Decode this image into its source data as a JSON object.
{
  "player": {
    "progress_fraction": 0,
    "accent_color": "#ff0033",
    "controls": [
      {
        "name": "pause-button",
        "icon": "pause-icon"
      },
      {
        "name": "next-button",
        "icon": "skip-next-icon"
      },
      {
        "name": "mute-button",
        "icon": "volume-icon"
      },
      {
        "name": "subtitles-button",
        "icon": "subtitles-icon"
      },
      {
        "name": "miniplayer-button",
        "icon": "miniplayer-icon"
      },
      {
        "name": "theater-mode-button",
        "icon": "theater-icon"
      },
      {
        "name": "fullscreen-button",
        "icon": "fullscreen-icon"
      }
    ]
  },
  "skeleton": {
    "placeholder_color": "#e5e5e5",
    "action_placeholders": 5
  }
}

SHORT TASK:
Extract all of the material exactly as it is written.

EXPECTED ANSWER:
Decode this image into its source data as a JSON object.
{
  "player": {
    "progress_fraction": 0,
    "accent_color": "#ff0033",
    "controls": [
      {
        "name": "pause-button",
        "icon": "pause-icon"
      },
      {
        "name": "next-button",
        "icon": "skip-next-icon"
      },
      {
        "name": "mute-button",
        "icon": "volume-icon"
      },
      {
        "name": "subtitles-button",
        "icon": "subtitles-icon"
      },
      {
        "name": "miniplayer-button",
        "icon": "miniplayer-icon"
      },
      {
        "name": "theater-mode-button",
        "icon": "theater-icon"
      },
      {
        "name": "fullscreen-button",
        "icon": "fullscreen-icon"
      }
    ]
  },
  "skeleton": {
    "placeholder_color": "#e5e5e5",
    "action_placeholders": 5
  }
}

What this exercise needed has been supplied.